Find out how many lines of the material contain the string "kami" and give only that figure.

**PROVIDED RECORDS**
%%
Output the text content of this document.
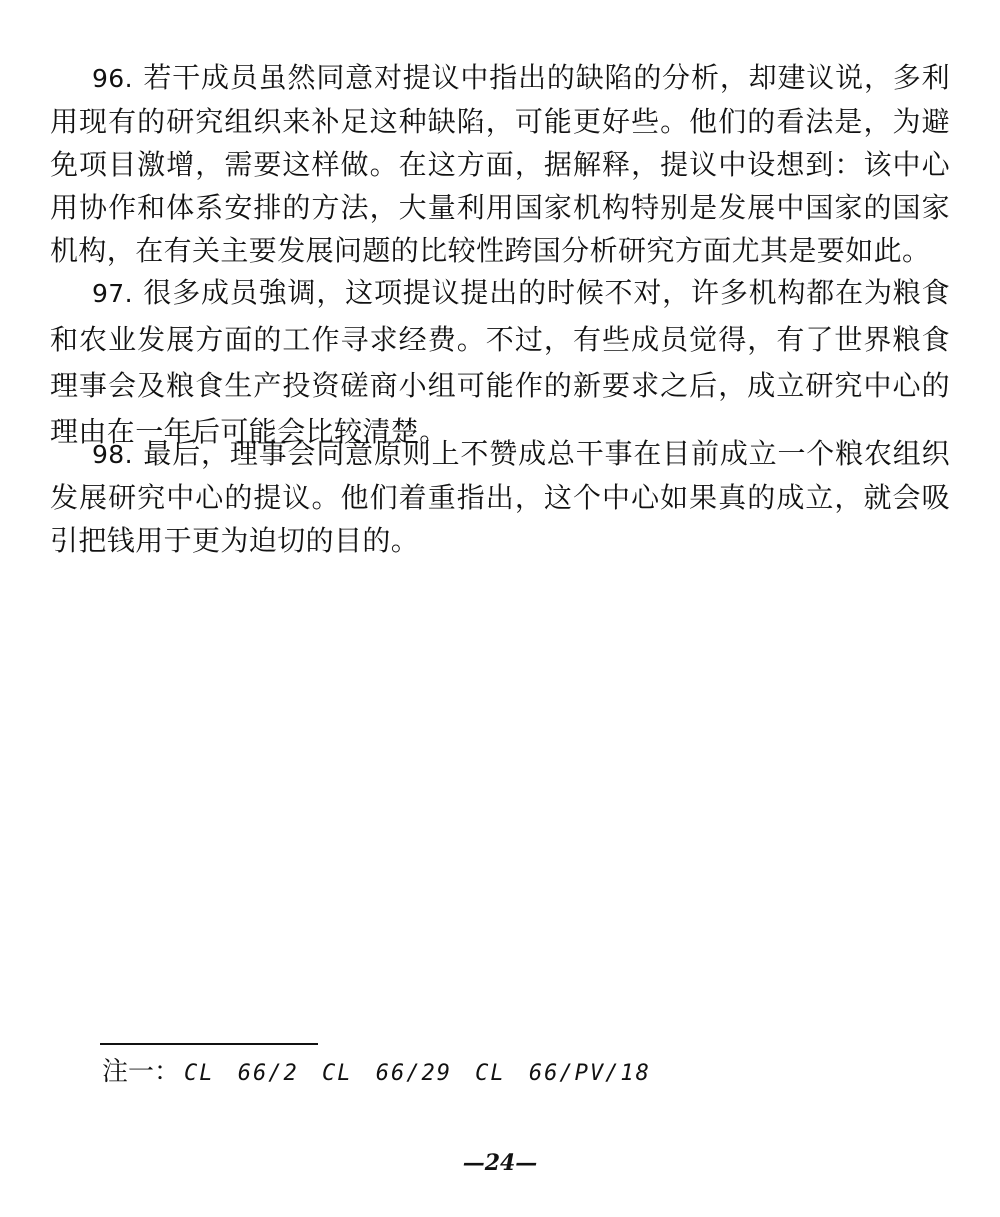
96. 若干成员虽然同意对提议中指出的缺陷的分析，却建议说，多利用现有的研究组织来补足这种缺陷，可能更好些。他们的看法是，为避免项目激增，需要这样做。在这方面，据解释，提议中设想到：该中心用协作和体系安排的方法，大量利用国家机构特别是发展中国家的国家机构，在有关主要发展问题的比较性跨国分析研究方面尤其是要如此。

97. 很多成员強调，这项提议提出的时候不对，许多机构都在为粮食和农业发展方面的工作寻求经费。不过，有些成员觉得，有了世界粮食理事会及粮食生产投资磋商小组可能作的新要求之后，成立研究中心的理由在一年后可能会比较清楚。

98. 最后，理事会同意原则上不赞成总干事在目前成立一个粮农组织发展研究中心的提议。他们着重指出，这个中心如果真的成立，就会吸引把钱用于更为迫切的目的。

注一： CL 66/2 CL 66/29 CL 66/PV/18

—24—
%%
%%
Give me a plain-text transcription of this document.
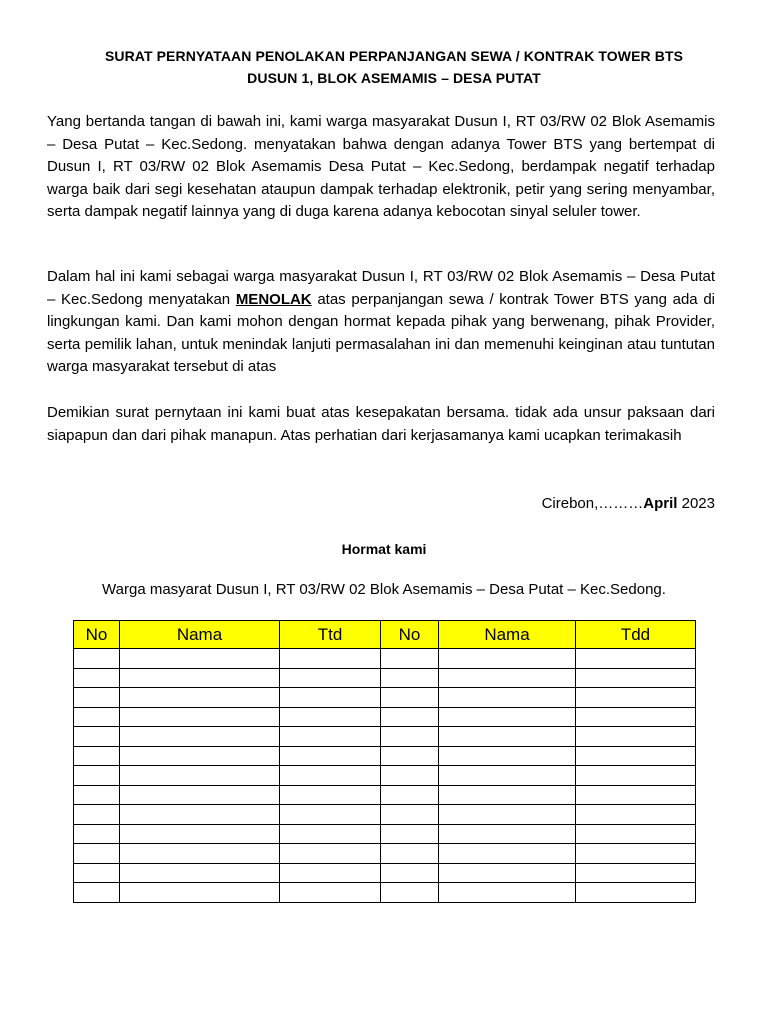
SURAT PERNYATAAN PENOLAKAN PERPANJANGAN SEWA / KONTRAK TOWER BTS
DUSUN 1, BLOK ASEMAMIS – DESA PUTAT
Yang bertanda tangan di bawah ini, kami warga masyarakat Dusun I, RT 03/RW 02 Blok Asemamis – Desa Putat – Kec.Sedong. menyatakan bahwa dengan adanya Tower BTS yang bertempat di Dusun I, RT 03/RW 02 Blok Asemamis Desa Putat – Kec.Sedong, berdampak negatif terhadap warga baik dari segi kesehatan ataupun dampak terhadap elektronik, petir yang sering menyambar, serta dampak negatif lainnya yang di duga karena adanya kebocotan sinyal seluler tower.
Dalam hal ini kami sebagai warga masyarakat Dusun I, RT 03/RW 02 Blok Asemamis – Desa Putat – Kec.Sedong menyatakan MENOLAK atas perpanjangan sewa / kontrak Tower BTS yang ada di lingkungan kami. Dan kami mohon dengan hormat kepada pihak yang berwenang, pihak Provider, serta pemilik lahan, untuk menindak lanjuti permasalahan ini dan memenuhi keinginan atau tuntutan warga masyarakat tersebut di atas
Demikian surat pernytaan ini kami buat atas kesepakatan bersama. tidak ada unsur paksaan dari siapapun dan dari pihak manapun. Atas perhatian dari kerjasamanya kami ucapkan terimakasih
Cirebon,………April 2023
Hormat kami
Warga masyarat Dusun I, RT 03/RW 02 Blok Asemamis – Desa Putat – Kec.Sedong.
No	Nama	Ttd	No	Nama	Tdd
%%
**RESULT FOR THIS TASK**
4